Input data ::
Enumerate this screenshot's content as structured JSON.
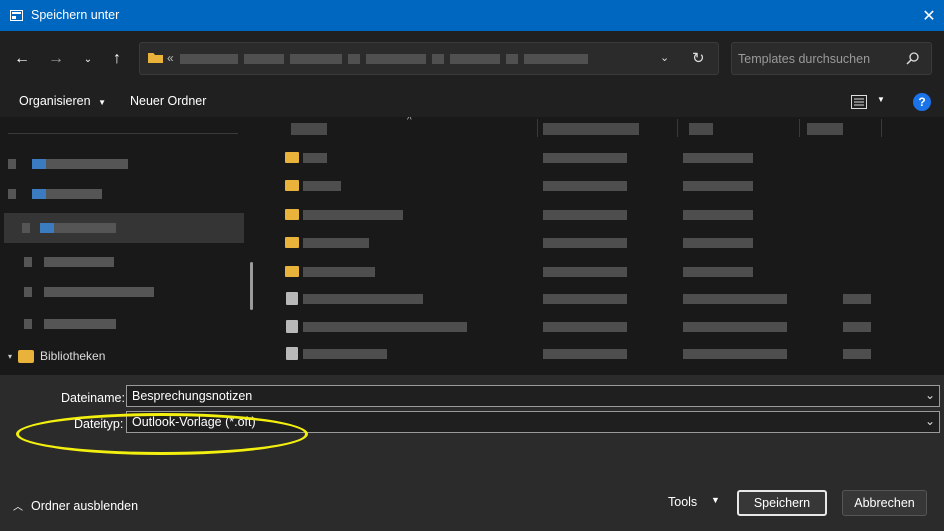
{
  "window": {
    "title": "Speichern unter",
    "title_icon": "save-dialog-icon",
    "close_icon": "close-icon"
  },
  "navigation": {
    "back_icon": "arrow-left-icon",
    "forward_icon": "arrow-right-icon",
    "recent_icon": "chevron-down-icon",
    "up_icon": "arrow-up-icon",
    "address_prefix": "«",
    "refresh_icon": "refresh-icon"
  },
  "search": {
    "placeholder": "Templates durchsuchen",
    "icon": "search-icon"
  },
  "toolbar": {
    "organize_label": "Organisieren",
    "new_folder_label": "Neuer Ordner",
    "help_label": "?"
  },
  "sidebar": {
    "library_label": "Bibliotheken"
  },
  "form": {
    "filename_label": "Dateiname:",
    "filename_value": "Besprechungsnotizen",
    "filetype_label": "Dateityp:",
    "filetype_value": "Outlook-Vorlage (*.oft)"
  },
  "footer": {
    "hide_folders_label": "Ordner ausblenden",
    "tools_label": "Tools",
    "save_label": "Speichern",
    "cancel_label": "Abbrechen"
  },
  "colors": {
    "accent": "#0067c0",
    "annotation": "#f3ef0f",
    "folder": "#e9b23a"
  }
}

...

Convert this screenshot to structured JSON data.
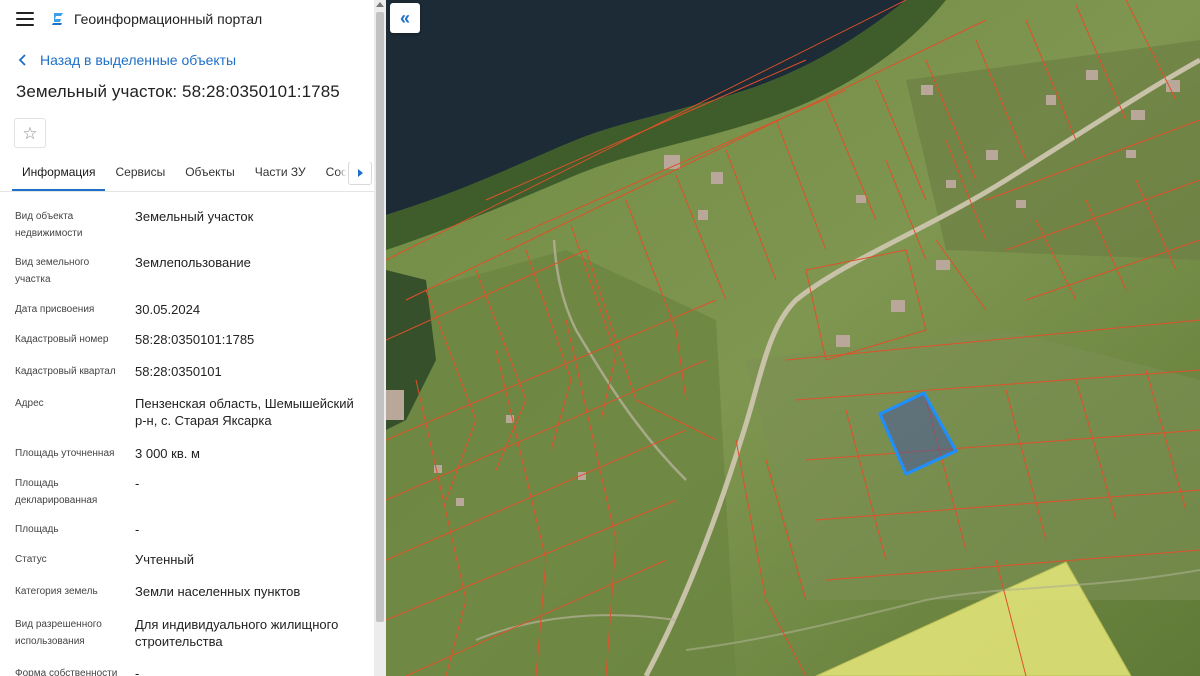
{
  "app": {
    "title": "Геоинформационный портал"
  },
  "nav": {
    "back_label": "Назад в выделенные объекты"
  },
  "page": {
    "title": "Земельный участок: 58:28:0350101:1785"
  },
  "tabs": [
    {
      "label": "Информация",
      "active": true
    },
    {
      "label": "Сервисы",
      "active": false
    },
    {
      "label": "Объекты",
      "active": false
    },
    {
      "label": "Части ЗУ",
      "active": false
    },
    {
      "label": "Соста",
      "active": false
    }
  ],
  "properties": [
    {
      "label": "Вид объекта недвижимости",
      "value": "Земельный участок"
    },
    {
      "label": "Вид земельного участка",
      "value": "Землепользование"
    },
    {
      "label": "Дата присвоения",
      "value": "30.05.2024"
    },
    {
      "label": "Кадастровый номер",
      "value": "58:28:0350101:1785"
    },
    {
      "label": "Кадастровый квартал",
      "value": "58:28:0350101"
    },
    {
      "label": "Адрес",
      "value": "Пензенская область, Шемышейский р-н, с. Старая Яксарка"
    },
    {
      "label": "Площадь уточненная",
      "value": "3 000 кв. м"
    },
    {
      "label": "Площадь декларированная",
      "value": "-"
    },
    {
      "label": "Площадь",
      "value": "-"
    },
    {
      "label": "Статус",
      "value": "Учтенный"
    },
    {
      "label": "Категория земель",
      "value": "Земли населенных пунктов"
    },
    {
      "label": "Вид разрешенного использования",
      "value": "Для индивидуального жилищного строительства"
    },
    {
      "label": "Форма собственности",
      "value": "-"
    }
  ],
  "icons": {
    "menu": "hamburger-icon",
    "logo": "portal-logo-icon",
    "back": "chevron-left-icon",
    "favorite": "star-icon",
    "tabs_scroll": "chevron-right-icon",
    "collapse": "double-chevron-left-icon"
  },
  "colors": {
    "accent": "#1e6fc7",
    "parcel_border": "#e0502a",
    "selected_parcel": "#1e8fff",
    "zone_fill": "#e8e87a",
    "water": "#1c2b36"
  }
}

--

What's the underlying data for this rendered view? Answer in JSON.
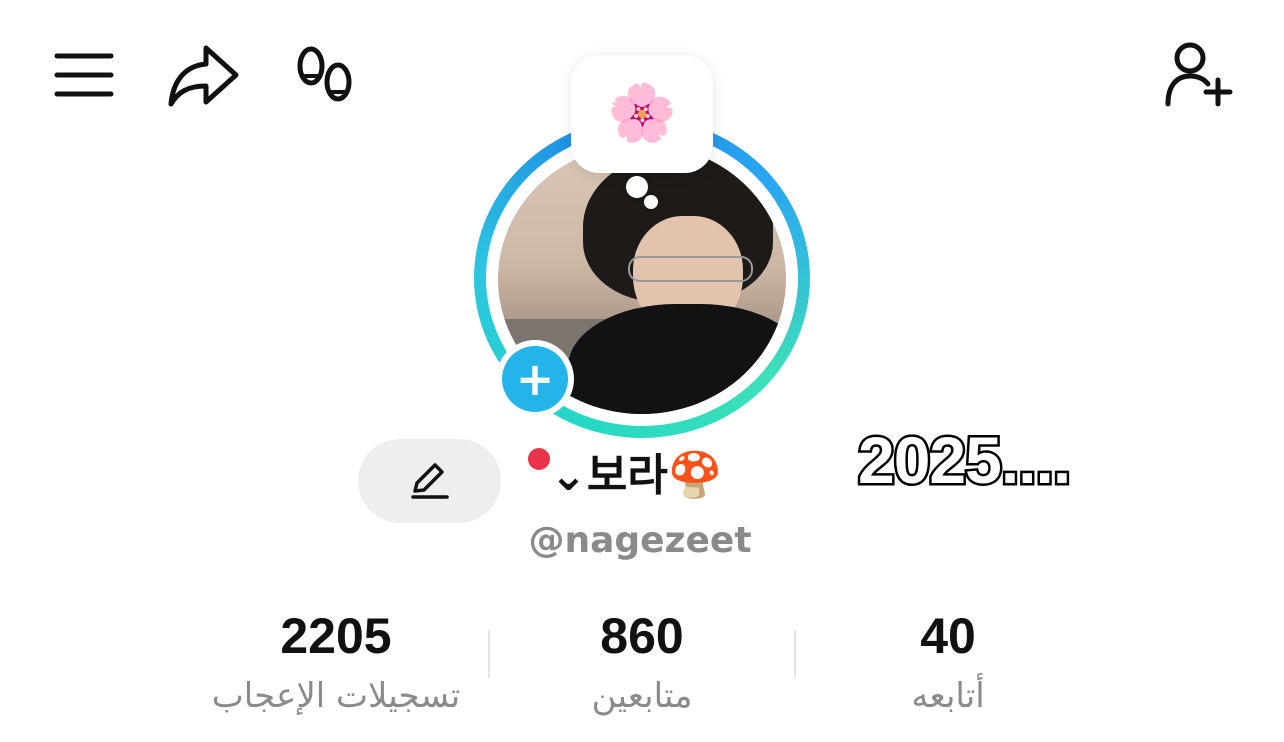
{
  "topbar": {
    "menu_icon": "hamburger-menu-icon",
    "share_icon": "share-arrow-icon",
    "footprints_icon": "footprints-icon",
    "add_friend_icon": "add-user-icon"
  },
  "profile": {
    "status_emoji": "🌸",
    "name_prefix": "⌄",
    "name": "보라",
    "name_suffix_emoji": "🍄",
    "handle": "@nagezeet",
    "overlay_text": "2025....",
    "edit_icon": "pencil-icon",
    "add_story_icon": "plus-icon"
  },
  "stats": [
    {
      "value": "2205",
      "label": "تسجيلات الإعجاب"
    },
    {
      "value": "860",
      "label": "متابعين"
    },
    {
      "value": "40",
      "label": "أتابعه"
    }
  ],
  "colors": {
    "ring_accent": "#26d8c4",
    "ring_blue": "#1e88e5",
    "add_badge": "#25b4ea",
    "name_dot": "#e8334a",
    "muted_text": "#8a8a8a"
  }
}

Instructions for the task :: Every line that holds the string "Ordner" should be returned.

Answer for the task ::
    "new_folder_label": "Neuer Ordner",
    "hide_folders_label": "Ordner ausblenden",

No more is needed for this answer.